● ITEMS:
-- BEGIN --

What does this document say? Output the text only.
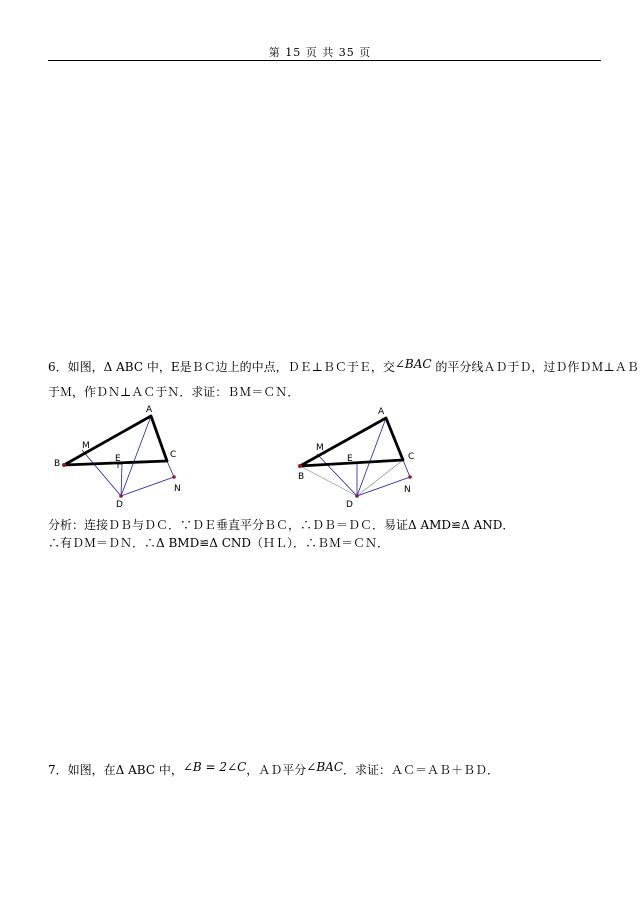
第 15 页 共 35 页
6．如图，Δ ABC 中，E是ＢＣ边上的中点，ＤＥ⊥ＢＣ于Ｅ，交∠BAC 的平分线ＡＤ于Ｄ，过Ｄ作ＤＭ⊥ＡＢ
于Ｍ，作ＤＮ⊥ＡＣ于Ｎ．求证：ＢＭ＝ＣＮ．
A
B
C
D
E
M
N
A
B
C
D
E
M
N
分析：连接ＤＢ与ＤＣ．∵ＤＥ垂直平分ＢＣ，∴ＤＢ＝ＤＣ．易证Δ AMD≌Δ AND．
∴有ＤＭ＝ＤＮ．∴Δ BMD≌Δ CND（ＨＬ）．∴ＢＭ＝ＣＮ．
7．如图，在Δ ABC 中，∠B = 2∠C，ＡＤ平分∠BAC．求证：ＡＣ＝ＡＢ＋ＢＤ．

-- END --

● TASK GOAL:
All records above are to be printed exactly, minus the pictures they contain.

● THE RESULT:
What does this document say? Output the text only.
第 15 页 共 35 页
6．如图，Δ ABC 中，E是ＢＣ边上的中点，ＤＥ⊥ＢＣ于Ｅ，交∠BAC 的平分线ＡＤ于Ｄ，过Ｄ作ＤＭ⊥ＡＢ
于Ｍ，作ＤＮ⊥ＡＣ于Ｎ．求证：ＢＭ＝ＣＮ．
A
B
C
D
E
M
N
A
B
C
D
E
M
N
分析：连接ＤＢ与ＤＣ．∵ＤＥ垂直平分ＢＣ，∴ＤＢ＝ＤＣ．易证Δ AMD≌Δ AND．
∴有ＤＭ＝ＤＮ．∴Δ BMD≌Δ CND（ＨＬ）．∴ＢＭ＝ＣＮ．
7．如图，在Δ ABC 中，∠B = 2∠C，ＡＤ平分∠BAC．求证：ＡＣ＝ＡＢ＋ＢＤ．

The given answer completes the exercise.